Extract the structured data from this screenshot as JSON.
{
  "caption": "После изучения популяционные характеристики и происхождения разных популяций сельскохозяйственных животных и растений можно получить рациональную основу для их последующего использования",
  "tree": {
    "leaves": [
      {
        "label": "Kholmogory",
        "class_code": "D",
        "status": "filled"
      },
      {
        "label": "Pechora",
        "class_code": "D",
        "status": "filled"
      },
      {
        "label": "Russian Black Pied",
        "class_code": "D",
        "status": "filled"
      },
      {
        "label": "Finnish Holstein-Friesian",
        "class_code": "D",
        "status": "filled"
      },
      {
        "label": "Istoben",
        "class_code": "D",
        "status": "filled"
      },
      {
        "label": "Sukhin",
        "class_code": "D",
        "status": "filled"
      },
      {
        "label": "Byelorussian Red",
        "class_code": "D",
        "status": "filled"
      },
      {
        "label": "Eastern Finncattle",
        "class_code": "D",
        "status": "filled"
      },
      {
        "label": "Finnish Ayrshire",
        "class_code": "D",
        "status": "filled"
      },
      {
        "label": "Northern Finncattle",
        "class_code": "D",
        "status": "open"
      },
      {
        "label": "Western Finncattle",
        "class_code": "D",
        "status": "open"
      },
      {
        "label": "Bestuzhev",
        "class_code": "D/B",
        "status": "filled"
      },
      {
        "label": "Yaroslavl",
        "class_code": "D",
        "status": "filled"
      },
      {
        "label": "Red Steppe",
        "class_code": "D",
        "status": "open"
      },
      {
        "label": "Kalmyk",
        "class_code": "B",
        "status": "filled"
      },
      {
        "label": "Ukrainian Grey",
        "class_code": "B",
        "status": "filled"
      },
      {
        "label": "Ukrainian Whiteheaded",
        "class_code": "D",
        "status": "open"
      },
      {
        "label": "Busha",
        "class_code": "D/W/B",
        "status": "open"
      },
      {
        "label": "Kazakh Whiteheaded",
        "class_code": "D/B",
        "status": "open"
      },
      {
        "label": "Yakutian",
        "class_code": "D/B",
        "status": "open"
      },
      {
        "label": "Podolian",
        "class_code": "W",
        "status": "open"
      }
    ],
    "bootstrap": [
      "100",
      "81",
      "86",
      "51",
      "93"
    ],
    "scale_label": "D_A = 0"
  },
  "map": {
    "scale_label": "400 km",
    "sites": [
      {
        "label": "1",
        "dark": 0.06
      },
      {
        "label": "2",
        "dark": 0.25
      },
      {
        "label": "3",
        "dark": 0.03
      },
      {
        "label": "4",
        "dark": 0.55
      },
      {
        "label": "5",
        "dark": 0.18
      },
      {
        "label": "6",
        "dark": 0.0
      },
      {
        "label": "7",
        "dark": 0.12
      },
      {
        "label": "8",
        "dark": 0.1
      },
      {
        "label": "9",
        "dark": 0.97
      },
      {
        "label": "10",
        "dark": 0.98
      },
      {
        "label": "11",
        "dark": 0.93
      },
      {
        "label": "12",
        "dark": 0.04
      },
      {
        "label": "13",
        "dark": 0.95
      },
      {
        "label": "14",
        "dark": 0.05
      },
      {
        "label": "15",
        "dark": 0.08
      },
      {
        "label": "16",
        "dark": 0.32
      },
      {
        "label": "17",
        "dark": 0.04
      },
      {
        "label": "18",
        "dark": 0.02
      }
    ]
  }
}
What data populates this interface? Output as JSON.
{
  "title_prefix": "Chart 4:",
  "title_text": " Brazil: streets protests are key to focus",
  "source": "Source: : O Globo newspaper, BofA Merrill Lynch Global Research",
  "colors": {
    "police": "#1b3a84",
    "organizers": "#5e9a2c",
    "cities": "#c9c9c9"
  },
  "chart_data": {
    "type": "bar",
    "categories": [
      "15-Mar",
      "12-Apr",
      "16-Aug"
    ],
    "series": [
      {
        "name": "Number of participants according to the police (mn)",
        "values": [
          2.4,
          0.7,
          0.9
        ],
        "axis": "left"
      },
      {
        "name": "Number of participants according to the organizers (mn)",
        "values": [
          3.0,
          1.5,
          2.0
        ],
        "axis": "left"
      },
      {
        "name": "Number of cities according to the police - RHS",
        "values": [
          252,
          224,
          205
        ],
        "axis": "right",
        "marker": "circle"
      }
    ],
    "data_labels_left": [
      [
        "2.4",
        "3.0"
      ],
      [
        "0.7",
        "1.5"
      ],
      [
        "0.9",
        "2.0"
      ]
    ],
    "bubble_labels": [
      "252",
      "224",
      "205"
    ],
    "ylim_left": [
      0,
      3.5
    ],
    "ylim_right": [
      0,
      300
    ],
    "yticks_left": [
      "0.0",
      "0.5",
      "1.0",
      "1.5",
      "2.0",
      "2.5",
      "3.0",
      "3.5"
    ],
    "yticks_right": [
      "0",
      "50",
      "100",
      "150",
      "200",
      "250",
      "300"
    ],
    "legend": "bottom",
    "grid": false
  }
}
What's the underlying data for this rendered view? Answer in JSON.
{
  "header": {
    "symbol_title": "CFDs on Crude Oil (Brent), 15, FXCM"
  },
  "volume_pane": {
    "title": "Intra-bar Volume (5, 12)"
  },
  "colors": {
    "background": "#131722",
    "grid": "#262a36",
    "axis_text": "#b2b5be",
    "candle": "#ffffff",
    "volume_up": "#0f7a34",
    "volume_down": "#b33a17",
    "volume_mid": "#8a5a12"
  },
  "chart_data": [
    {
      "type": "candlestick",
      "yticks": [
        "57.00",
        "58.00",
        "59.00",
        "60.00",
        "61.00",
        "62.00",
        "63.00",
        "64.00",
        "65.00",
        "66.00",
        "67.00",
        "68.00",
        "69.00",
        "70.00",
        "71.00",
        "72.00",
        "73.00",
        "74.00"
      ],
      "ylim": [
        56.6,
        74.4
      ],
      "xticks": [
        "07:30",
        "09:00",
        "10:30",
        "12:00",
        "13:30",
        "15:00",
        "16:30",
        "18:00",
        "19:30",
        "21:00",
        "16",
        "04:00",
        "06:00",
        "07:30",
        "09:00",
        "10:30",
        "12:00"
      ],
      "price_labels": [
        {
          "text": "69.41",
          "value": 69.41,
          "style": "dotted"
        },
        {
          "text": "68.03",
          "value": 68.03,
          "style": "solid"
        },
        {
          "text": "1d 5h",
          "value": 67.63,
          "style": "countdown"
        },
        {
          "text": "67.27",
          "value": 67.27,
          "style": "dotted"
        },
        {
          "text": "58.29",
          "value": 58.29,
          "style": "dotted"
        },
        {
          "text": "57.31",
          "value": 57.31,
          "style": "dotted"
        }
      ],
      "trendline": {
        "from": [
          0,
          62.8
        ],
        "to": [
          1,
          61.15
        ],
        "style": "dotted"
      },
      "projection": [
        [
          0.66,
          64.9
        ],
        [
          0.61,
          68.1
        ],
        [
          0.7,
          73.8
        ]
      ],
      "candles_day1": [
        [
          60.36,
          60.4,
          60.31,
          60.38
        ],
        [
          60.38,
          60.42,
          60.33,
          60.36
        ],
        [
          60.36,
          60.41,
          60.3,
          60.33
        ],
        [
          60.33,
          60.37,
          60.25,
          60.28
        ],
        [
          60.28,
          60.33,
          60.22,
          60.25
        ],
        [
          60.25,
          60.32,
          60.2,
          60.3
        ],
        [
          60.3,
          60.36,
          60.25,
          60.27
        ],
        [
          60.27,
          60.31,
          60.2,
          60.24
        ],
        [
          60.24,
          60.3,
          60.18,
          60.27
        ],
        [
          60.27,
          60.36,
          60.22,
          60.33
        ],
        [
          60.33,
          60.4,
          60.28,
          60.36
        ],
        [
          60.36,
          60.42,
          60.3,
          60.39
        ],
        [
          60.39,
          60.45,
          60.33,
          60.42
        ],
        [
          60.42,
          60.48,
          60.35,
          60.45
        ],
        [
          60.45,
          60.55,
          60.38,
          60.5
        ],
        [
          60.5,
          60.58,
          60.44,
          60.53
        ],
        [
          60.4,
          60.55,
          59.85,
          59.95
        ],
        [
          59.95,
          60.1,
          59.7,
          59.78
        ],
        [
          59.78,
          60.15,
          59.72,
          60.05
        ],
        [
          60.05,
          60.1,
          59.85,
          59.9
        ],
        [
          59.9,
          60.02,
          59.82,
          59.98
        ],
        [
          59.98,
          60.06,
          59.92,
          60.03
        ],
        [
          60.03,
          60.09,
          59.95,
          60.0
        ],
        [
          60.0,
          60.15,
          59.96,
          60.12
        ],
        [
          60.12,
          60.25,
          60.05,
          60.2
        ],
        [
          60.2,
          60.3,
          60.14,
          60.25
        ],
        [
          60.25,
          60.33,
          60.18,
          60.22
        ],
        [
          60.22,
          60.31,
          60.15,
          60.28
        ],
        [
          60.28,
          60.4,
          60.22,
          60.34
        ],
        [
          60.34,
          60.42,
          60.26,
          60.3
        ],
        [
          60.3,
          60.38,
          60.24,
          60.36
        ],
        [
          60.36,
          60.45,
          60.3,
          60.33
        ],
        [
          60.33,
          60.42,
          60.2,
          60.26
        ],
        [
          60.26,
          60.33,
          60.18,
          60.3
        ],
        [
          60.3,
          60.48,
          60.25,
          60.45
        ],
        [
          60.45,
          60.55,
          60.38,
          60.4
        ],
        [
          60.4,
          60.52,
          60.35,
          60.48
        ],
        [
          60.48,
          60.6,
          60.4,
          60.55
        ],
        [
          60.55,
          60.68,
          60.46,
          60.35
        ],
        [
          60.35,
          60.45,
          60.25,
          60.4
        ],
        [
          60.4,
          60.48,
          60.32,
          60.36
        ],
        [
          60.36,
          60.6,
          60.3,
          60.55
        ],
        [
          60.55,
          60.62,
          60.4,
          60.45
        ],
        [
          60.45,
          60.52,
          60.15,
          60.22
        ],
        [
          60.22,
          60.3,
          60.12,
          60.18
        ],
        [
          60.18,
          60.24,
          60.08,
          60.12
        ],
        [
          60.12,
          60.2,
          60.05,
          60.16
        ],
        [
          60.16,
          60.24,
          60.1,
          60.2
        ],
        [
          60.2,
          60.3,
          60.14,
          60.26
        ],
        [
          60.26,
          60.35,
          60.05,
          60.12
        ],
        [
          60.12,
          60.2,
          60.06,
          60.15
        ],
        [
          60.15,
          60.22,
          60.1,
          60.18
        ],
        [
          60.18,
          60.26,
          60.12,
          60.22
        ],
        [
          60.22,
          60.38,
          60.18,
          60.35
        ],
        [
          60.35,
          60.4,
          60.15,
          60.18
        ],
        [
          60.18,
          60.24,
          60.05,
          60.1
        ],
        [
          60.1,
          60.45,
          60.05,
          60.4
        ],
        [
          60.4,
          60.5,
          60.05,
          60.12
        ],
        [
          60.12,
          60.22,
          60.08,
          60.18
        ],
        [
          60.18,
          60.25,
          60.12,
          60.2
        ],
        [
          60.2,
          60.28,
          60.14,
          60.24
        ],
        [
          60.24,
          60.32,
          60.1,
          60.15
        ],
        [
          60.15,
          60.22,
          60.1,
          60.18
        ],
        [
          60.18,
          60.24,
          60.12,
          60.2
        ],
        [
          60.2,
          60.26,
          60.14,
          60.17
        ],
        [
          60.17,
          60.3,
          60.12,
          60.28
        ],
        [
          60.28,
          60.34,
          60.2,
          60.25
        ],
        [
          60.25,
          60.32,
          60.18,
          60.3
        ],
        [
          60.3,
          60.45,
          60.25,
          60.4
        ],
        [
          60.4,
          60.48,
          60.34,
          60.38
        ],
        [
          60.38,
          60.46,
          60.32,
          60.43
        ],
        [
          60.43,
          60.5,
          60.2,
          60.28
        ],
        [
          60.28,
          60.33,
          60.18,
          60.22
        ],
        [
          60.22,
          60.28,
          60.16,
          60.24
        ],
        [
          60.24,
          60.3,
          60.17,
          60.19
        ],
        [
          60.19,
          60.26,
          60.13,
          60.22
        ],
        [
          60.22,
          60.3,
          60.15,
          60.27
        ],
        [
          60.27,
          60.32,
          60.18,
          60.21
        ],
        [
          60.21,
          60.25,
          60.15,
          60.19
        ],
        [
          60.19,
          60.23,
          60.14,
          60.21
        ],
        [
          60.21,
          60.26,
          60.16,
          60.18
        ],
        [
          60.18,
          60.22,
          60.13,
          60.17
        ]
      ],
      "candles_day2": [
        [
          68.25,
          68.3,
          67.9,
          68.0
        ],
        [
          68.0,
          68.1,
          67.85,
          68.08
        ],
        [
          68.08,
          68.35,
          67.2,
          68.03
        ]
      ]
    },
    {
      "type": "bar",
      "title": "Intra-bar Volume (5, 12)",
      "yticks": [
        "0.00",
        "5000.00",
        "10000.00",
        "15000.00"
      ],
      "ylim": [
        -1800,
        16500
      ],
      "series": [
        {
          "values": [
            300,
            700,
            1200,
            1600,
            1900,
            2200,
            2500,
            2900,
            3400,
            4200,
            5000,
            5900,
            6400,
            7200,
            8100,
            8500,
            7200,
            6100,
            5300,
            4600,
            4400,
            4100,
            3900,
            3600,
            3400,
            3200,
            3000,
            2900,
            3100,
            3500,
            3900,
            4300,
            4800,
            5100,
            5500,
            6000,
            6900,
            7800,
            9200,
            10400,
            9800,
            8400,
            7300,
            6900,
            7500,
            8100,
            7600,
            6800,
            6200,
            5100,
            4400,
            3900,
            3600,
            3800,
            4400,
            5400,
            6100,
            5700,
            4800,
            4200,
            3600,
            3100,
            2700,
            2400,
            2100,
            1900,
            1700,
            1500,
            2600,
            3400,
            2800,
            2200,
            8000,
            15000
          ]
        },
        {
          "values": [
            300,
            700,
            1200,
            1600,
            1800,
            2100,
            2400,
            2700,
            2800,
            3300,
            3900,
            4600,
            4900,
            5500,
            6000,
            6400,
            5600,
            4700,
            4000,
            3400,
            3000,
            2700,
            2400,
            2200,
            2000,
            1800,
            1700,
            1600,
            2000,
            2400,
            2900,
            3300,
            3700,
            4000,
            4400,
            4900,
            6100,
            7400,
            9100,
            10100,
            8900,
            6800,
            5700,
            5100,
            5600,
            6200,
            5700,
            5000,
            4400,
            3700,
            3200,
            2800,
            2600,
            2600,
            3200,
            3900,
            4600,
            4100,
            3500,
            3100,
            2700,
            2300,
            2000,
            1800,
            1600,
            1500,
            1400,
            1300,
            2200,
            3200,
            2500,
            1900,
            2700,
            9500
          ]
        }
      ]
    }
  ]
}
○ ○ ○ ○ ○ ○ ○
■ **WHAT THIS TASK INVOLVES**
In the listing above, find the lines holding the word "Intra" and copy them.

■ **RESPONSE BELOW**
    "title": "Intra-bar Volume (5, 12)"
      "title": "Intra-bar Volume (5, 12)",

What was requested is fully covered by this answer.